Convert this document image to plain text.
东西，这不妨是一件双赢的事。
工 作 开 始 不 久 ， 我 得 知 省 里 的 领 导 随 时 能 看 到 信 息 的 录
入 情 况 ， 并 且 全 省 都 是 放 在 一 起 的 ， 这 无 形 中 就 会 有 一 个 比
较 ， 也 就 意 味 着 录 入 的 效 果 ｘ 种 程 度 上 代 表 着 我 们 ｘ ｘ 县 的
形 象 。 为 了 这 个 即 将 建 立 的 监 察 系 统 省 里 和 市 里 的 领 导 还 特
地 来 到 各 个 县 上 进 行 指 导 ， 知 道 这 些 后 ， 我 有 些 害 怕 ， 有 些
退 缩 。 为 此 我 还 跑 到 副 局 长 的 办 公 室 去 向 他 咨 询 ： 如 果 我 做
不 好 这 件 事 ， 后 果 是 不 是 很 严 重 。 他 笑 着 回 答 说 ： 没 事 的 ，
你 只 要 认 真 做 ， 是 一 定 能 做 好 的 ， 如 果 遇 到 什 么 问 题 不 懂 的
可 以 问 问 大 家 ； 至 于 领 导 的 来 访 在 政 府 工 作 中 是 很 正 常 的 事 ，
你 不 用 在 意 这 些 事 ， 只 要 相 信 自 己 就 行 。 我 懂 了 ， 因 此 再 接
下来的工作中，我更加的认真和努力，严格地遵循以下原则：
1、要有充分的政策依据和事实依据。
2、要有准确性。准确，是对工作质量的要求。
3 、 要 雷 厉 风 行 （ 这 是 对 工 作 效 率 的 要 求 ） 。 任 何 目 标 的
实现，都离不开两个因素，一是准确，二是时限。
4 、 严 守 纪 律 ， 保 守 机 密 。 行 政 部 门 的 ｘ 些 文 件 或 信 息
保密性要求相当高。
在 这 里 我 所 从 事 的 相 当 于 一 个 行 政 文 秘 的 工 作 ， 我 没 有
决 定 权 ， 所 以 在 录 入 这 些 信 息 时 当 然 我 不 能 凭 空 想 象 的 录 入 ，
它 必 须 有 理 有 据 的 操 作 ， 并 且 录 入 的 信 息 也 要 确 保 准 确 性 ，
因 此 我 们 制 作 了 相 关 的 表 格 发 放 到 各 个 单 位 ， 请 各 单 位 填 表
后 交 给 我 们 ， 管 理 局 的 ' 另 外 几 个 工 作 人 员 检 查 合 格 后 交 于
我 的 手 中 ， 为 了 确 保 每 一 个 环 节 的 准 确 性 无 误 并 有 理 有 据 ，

+===+

## GOAL
Print all of the entries exactly as they are written.

## ANSWER BELOW
Convert this document image to plain text.
东西，这不妨是一件双赢的事。
工 作 开 始 不 久 ， 我 得 知 省 里 的 领 导 随 时 能 看 到 信 息 的 录
入 情 况 ， 并 且 全 省 都 是 放 在 一 起 的 ， 这 无 形 中 就 会 有 一 个 比
较 ， 也 就 意 味 着 录 入 的 效 果 ｘ 种 程 度 上 代 表 着 我 们 ｘ ｘ 县 的
形 象 。 为 了 这 个 即 将 建 立 的 监 察 系 统 省 里 和 市 里 的 领 导 还 特
地 来 到 各 个 县 上 进 行 指 导 ， 知 道 这 些 后 ， 我 有 些 害 怕 ， 有 些
退 缩 。 为 此 我 还 跑 到 副 局 长 的 办 公 室 去 向 他 咨 询 ： 如 果 我 做
不 好 这 件 事 ， 后 果 是 不 是 很 严 重 。 他 笑 着 回 答 说 ： 没 事 的 ，
你 只 要 认 真 做 ， 是 一 定 能 做 好 的 ， 如 果 遇 到 什 么 问 题 不 懂 的
可 以 问 问 大 家 ； 至 于 领 导 的 来 访 在 政 府 工 作 中 是 很 正 常 的 事 ，
你 不 用 在 意 这 些 事 ， 只 要 相 信 自 己 就 行 。 我 懂 了 ， 因 此 再 接
下来的工作中，我更加的认真和努力，严格地遵循以下原则：
1、要有充分的政策依据和事实依据。
2、要有准确性。准确，是对工作质量的要求。
3 、 要 雷 厉 风 行 （ 这 是 对 工 作 效 率 的 要 求 ） 。 任 何 目 标 的
实现，都离不开两个因素，一是准确，二是时限。
4 、 严 守 纪 律 ， 保 守 机 密 。 行 政 部 门 的 ｘ 些 文 件 或 信 息
保密性要求相当高。
在 这 里 我 所 从 事 的 相 当 于 一 个 行 政 文 秘 的 工 作 ， 我 没 有
决 定 权 ， 所 以 在 录 入 这 些 信 息 时 当 然 我 不 能 凭 空 想 象 的 录 入 ，
它 必 须 有 理 有 据 的 操 作 ， 并 且 录 入 的 信 息 也 要 确 保 准 确 性 ，
因 此 我 们 制 作 了 相 关 的 表 格 发 放 到 各 个 单 位 ， 请 各 单 位 填 表
后 交 给 我 们 ， 管 理 局 的 ' 另 外 几 个 工 作 人 员 检 查 合 格 后 交 于
我 的 手 中 ， 为 了 确 保 每 一 个 环 节 的 准 确 性 无 误 并 有 理 有 据 ，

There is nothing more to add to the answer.